Objective:
Transcribe the records below in full; pictures stay out of the copy.

Records for this exercise:
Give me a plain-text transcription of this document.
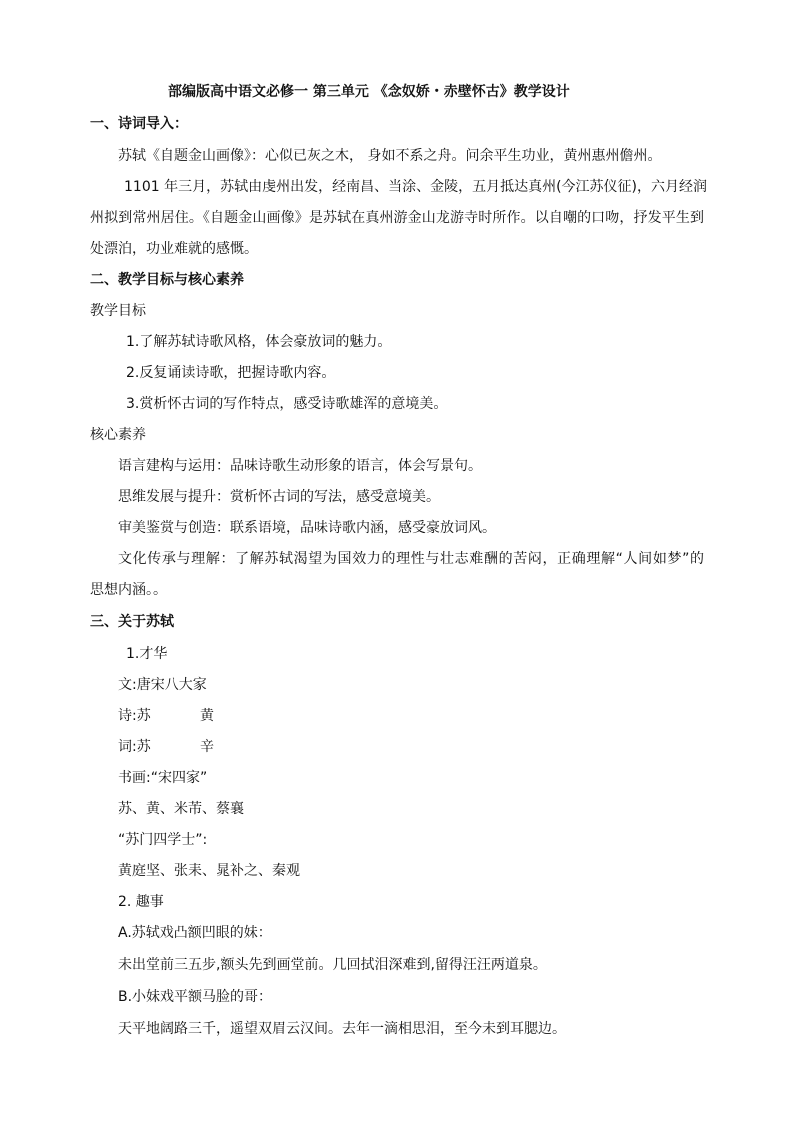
部编版高中语文必修一 第三单元 《念奴娇・赤壁怀古》教学设计
一、诗词导入：
苏轼《自题金山画像》：心似已灰之木， 身如不系之舟。问余平生功业，黄州惠州儋州。
1101 年三月，苏轼由虔州出发，经南昌、当涂、金陵，五月抵达真州(今江苏仪征)，六月经润
州拟到常州居住。《自题金山画像》是苏轼在真州游金山龙游寺时所作。以自嘲的口吻，抒发平生到
处漂泊，功业难就的感慨。
二、教学目标与核心素养
教学目标
1.了解苏轼诗歌风格，体会豪放词的魅力。
2.反复诵读诗歌，把握诗歌内容。
3.赏析怀古词的写作特点，感受诗歌雄浑的意境美。
核心素养
语言建构与运用：品味诗歌生动形象的语言，体会写景句。
思维发展与提升：赏析怀古词的写法，感受意境美。
审美鉴赏与创造：联系语境，品味诗歌内涵，感受豪放词风。
文化传承与理解：了解苏轼渴望为国效力的理性与壮志难酬的苦闷，正确理解“人间如梦”的
思想内涵。。
三、关于苏轼
1.才华
文:唐宋八大家
诗:苏	黄
词:苏	辛
书画:“宋四家”
苏、黄、米芾、蔡襄
“苏门四学士”:
黄庭坚、张耒、晁补之、秦观
2. 趣事
A.苏轼戏凸额凹眼的妹：
未出堂前三五步,额头先到画堂前。几回拭泪深难到,留得汪汪两道泉。
B.小妹戏平额马脸的哥：
天平地阔路三千，遥望双眉云汉间。去年一滴相思泪，至今未到耳腮边。
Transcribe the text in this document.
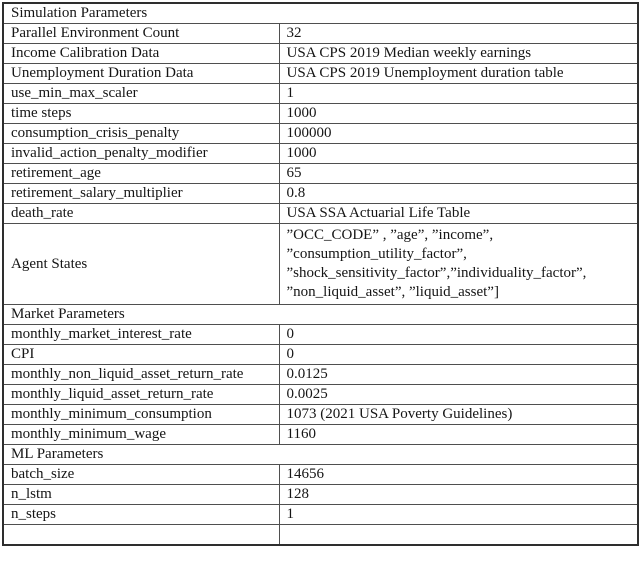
Simulation Parameters	
Parallel Environment Count	32
Income Calibration Data	USA CPS 2019 Median weekly earnings
Unemployment Duration Data	USA CPS 2019 Unemployment duration table
use_min_max_scaler	1
time steps	1000
consumption_crisis_penalty	100000
invalid_action_penalty_modifier	1000
retirement_age	65
retirement_salary_multiplier	0.8
death_rate	USA SSA Actuarial Life Table
Agent States	”OCC_CODE” , ”age”, ”income”,
”consumption_utility_factor”,
”shock_sensitivity_factor”,”individuality_factor”,
”non_liquid_asset”, ”liquid_asset”]

Market Parameters	
monthly_market_interest_rate	0
CPI	0
monthly_non_liquid_asset_return_rate	0.0125
monthly_liquid_asset_return_rate	0.0025
monthly_minimum_consumption	1073 (2021 USA Poverty Guidelines)
monthly_minimum_wage	1160
ML Parameters	
batch_size	14656
n_lstm	128
n_steps	1
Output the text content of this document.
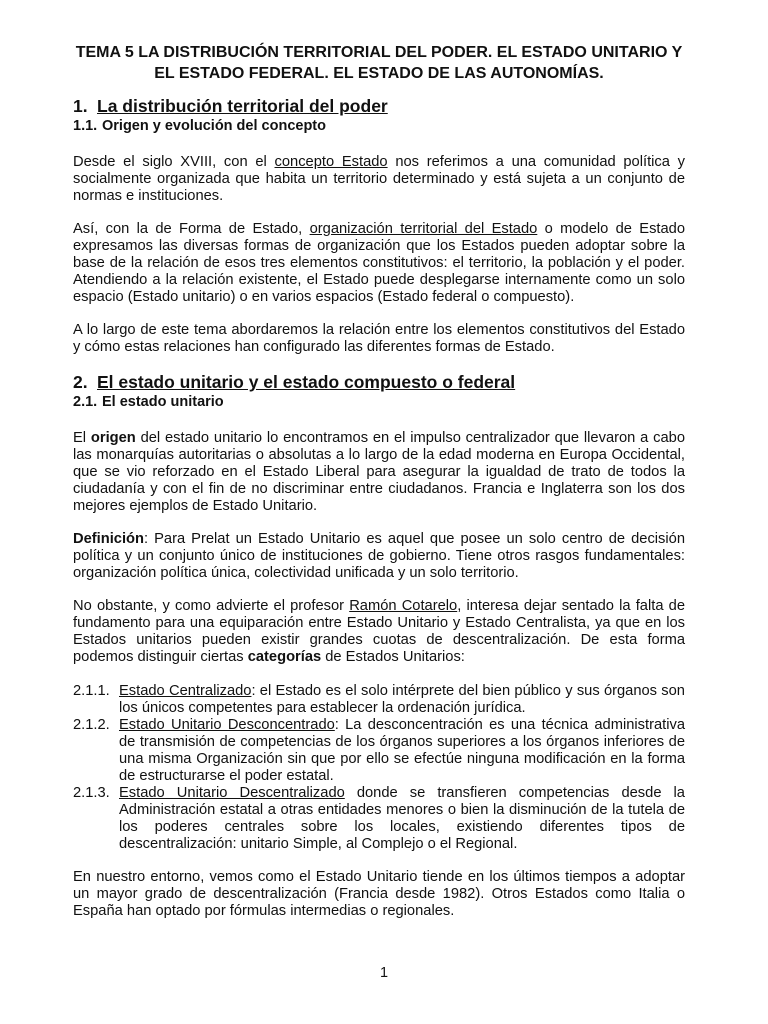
TEMA 5 LA DISTRIBUCIÓN TERRITORIAL DEL PODER. EL ESTADO UNITARIO Y EL ESTADO FEDERAL. EL ESTADO DE LAS AUTONOMÍAS.
1. La distribución territorial del poder
1.1. Origen y evolución del concepto

Desde el siglo XVIII, con el concepto Estado nos referimos a una comunidad política y socialmente organizada que habita un territorio determinado y está sujeta a un conjunto de normas e instituciones.

Así, con la de Forma de Estado, organización territorial del Estado o modelo de Estado expresamos las diversas formas de organización que los Estados pueden adoptar sobre la base de la relación de esos tres elementos constitutivos: el territorio, la población y el poder. Atendiendo a la relación existente, el Estado puede desplegarse internamente como un solo espacio (Estado unitario) o en varios espacios (Estado federal o compuesto).

A lo largo de este tema abordaremos la relación entre los elementos constitutivos del Estado y cómo estas relaciones han configurado las diferentes formas de Estado.

2. El estado unitario y el estado compuesto o federal
2.1. El estado unitario

El origen del estado unitario lo encontramos en el impulso centralizador que llevaron a cabo las monarquías autoritarias o absolutas a lo largo de la edad moderna en Europa Occidental, que se vio reforzado en el Estado Liberal para asegurar la igualdad de trato de todos la ciudadanía y con el fin de no discriminar entre ciudadanos. Francia e Inglaterra son los dos mejores ejemplos de Estado Unitario.

Definición: Para Prelat un Estado Unitario es aquel que posee un solo centro de decisión política y un conjunto único de instituciones de gobierno. Tiene otros rasgos fundamentales: organización política única, colectividad unificada y un solo territorio.

No obstante, y como advierte el profesor Ramón Cotarelo, interesa dejar sentado la falta de fundamento para una equiparación entre Estado Unitario y Estado Centralista, ya que en los Estados unitarios pueden existir grandes cuotas de descentralización. De esta forma podemos distinguir ciertas categorías de Estados Unitarios:

2.1.1. Estado Centralizado: el Estado es el solo intérprete del bien público y sus órganos son los únicos competentes para establecer la ordenación jurídica.
2.1.2. Estado Unitario Desconcentrado: La desconcentración es una técnica administrativa de transmisión de competencias de los órganos superiores a los órganos inferiores de una misma Organización sin que por ello se efectúe ninguna modificación en la forma de estructurarse el poder estatal.
2.1.3. Estado Unitario Descentralizado donde se transfieren competencias desde la Administración estatal a otras entidades menores o bien la disminución de la tutela de los poderes centrales sobre los locales, existiendo diferentes tipos de descentralización: unitario Simple, al Complejo o el Regional.

En nuestro entorno, vemos como el Estado Unitario tiende en los últimos tiempos a adoptar un mayor grado de descentralización (Francia desde 1982). Otros Estados como Italia o España han optado por fórmulas intermedias o regionales.

1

Response:
Give me a plain-text transcription of this document.
部编版高中语文必修一 第三单元 《念奴娇・赤壁怀古》教学设计
一、诗词导入：
苏轼《自题金山画像》：心似已灰之木， 身如不系之舟。问余平生功业，黄州惠州儋州。
1101 年三月，苏轼由虔州出发，经南昌、当涂、金陵，五月抵达真州(今江苏仪征)，六月经润
州拟到常州居住。《自题金山画像》是苏轼在真州游金山龙游寺时所作。以自嘲的口吻，抒发平生到
处漂泊，功业难就的感慨。
二、教学目标与核心素养
教学目标
1.了解苏轼诗歌风格，体会豪放词的魅力。
2.反复诵读诗歌，把握诗歌内容。
3.赏析怀古词的写作特点，感受诗歌雄浑的意境美。
核心素养
语言建构与运用：品味诗歌生动形象的语言，体会写景句。
思维发展与提升：赏析怀古词的写法，感受意境美。
审美鉴赏与创造：联系语境，品味诗歌内涵，感受豪放词风。
文化传承与理解：了解苏轼渴望为国效力的理性与壮志难酬的苦闷，正确理解“人间如梦”的
思想内涵。。
三、关于苏轼
1.才华
文:唐宋八大家
诗:苏	黄
词:苏	辛
书画:“宋四家”
苏、黄、米芾、蔡襄
“苏门四学士”:
黄庭坚、张耒、晁补之、秦观
2. 趣事
A.苏轼戏凸额凹眼的妹：
未出堂前三五步,额头先到画堂前。几回拭泪深难到,留得汪汪两道泉。
B.小妹戏平额马脸的哥：
天平地阔路三千，遥望双眉云汉间。去年一滴相思泪，至今未到耳腮边。
Transcribe the text in this document.
Simulation Parameters	
Parallel Environment Count	32
Income Calibration Data	USA CPS 2019 Median weekly earnings
Unemployment Duration Data	USA CPS 2019 Unemployment duration table
use_min_max_scaler	1
time steps	1000
consumption_crisis_penalty	100000
invalid_action_penalty_modifier	1000
retirement_age	65
retirement_salary_multiplier	0.8
death_rate	USA SSA Actuarial Life Table
Agent States	”OCC_CODE” , ”age”, ”income”,
”consumption_utility_factor”,
”shock_sensitivity_factor”,”individuality_factor”,
”non_liquid_asset”, ”liquid_asset”]

Market Parameters	
monthly_market_interest_rate	0
CPI	0
monthly_non_liquid_asset_return_rate	0.0125
monthly_liquid_asset_return_rate	0.0025
monthly_minimum_consumption	1073 (2021 USA Poverty Guidelines)
monthly_minimum_wage	1160
ML Parameters	
batch_size	14656
n_lstm	128
n_steps	1
Output the text content of this document.
TEMA 5 LA DISTRIBUCIÓN TERRITORIAL DEL PODER. EL ESTADO UNITARIO Y EL ESTADO FEDERAL. EL ESTADO DE LAS AUTONOMÍAS.
1. La distribución territorial del poder
1.1. Origen y evolución del concepto

Desde el siglo XVIII, con el concepto Estado nos referimos a una comunidad política y socialmente organizada que habita un territorio determinado y está sujeta a un conjunto de normas e instituciones.

Así, con la de Forma de Estado, organización territorial del Estado o modelo de Estado expresamos las diversas formas de organización que los Estados pueden adoptar sobre la base de la relación de esos tres elementos constitutivos: el territorio, la población y el poder. Atendiendo a la relación existente, el Estado puede desplegarse internamente como un solo espacio (Estado unitario) o en varios espacios (Estado federal o compuesto).

A lo largo de este tema abordaremos la relación entre los elementos constitutivos del Estado y cómo estas relaciones han configurado las diferentes formas de Estado.

2. El estado unitario y el estado compuesto o federal
2.1. El estado unitario

El origen del estado unitario lo encontramos en el impulso centralizador que llevaron a cabo las monarquías autoritarias o absolutas a lo largo de la edad moderna en Europa Occidental, que se vio reforzado en el Estado Liberal para asegurar la igualdad de trato de todos la ciudadanía y con el fin de no discriminar entre ciudadanos. Francia e Inglaterra son los dos mejores ejemplos de Estado Unitario.

Definición: Para Prelat un Estado Unitario es aquel que posee un solo centro de decisión política y un conjunto único de instituciones de gobierno. Tiene otros rasgos fundamentales: organización política única, colectividad unificada y un solo territorio.

No obstante, y como advierte el profesor Ramón Cotarelo, interesa dejar sentado la falta de fundamento para una equiparación entre Estado Unitario y Estado Centralista, ya que en los Estados unitarios pueden existir grandes cuotas de descentralización. De esta forma podemos distinguir ciertas categorías de Estados Unitarios:

2.1.1. Estado Centralizado: el Estado es el solo intérprete del bien público y sus órganos son los únicos competentes para establecer la ordenación jurídica.
2.1.2. Estado Unitario Desconcentrado: La desconcentración es una técnica administrativa de transmisión de competencias de los órganos superiores a los órganos inferiores de una misma Organización sin que por ello se efectúe ninguna modificación en la forma de estructurarse el poder estatal.
2.1.3. Estado Unitario Descentralizado donde se transfieren competencias desde la Administración estatal a otras entidades menores o bien la disminución de la tutela de los poderes centrales sobre los locales, existiendo diferentes tipos de descentralización: unitario Simple, al Complejo o el Regional.

En nuestro entorno, vemos como el Estado Unitario tiende en los últimos tiempos a adoptar un mayor grado de descentralización (Francia desde 1982). Otros Estados como Italia o España han optado por fórmulas intermedias o regionales.

1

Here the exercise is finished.